[Stored data entries]
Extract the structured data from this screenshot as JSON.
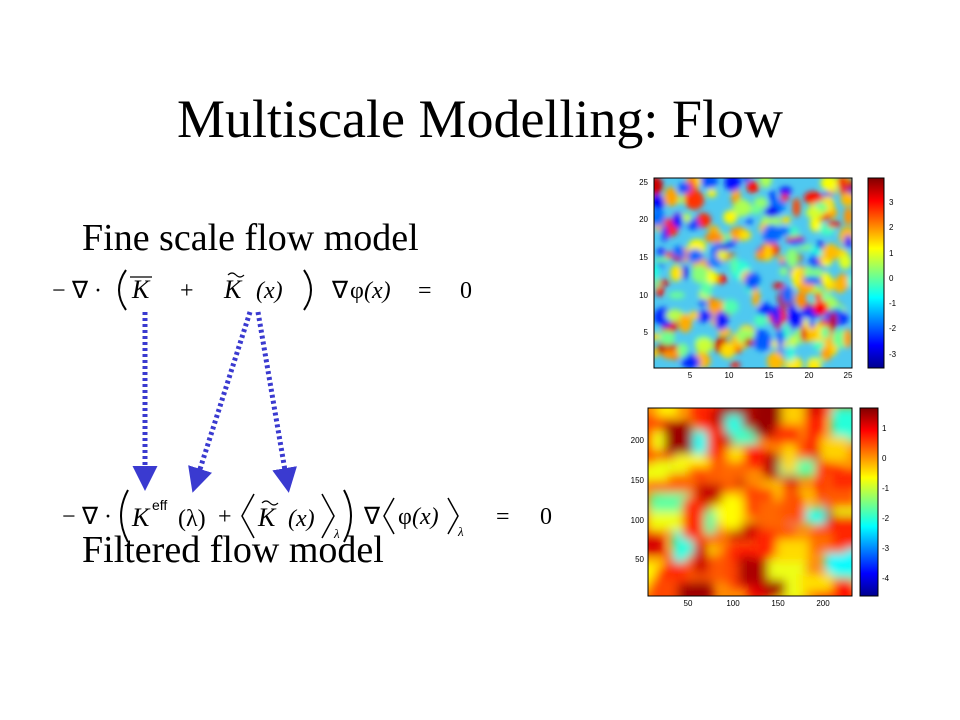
{
  "slide": {
    "title": "Multiscale Modelling: Flow",
    "bullet_fine": "Fine scale flow model",
    "bullet_filtered": "Filtered flow model"
  },
  "equation_fine": {
    "minus": "−",
    "nabla_dot": "∇ ·",
    "K": "K",
    "plus": "+",
    "K_tilde_x": "(x)",
    "grad": "∇",
    "phi": "φ",
    "phi_x": "(x)",
    "equals": "=",
    "zero": "0"
  },
  "equation_filtered": {
    "minus": "−",
    "nabla_dot": "∇ ·",
    "K": "K",
    "eff": "eff",
    "lambda_arg": "(λ)",
    "plus": "+",
    "K_tilde_x": "(x)",
    "lambda_sub": "λ",
    "grad": "∇",
    "phi": "φ",
    "phi_x": "(x)",
    "lambda_sub2": "λ",
    "equals": "=",
    "zero": "0"
  },
  "arrows": {
    "color": "#3a3ad0",
    "style": "dotted"
  },
  "map_fine": {
    "x_ticks": [
      "5",
      "10",
      "15",
      "20",
      "25"
    ],
    "y_ticks": [
      "25",
      "20",
      "15",
      "10",
      "5"
    ],
    "colorbar_ticks": [
      "3",
      "2",
      "1",
      "0",
      "-1",
      "-2",
      "-3"
    ],
    "colormap": "jet"
  },
  "map_coarse": {
    "x_ticks": [
      "50",
      "100",
      "150",
      "200"
    ],
    "y_ticks": [
      "200",
      "150",
      "100",
      "50"
    ],
    "colorbar_ticks": [
      "1",
      "0",
      "-1",
      "-2",
      "-3",
      "-4"
    ],
    "colormap": "jet"
  }
}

Given request –
Quote the records in their entirety, keeping the wording exact and excluding pictures.

Exercise result –
Extract the structured data from this screenshot as JSON.
{
  "slide": {
    "title": "Multiscale Modelling: Flow",
    "bullet_fine": "Fine scale flow model",
    "bullet_filtered": "Filtered flow model"
  },
  "equation_fine": {
    "minus": "−",
    "nabla_dot": "∇ ·",
    "K": "K",
    "plus": "+",
    "K_tilde_x": "(x)",
    "grad": "∇",
    "phi": "φ",
    "phi_x": "(x)",
    "equals": "=",
    "zero": "0"
  },
  "equation_filtered": {
    "minus": "−",
    "nabla_dot": "∇ ·",
    "K": "K",
    "eff": "eff",
    "lambda_arg": "(λ)",
    "plus": "+",
    "K_tilde_x": "(x)",
    "lambda_sub": "λ",
    "grad": "∇",
    "phi": "φ",
    "phi_x": "(x)",
    "lambda_sub2": "λ",
    "equals": "=",
    "zero": "0"
  },
  "arrows": {
    "color": "#3a3ad0",
    "style": "dotted"
  },
  "map_fine": {
    "x_ticks": [
      "5",
      "10",
      "15",
      "20",
      "25"
    ],
    "y_ticks": [
      "25",
      "20",
      "15",
      "10",
      "5"
    ],
    "colorbar_ticks": [
      "3",
      "2",
      "1",
      "0",
      "-1",
      "-2",
      "-3"
    ],
    "colormap": "jet"
  },
  "map_coarse": {
    "x_ticks": [
      "50",
      "100",
      "150",
      "200"
    ],
    "y_ticks": [
      "200",
      "150",
      "100",
      "50"
    ],
    "colorbar_ticks": [
      "1",
      "0",
      "-1",
      "-2",
      "-3",
      "-4"
    ],
    "colormap": "jet"
  }
}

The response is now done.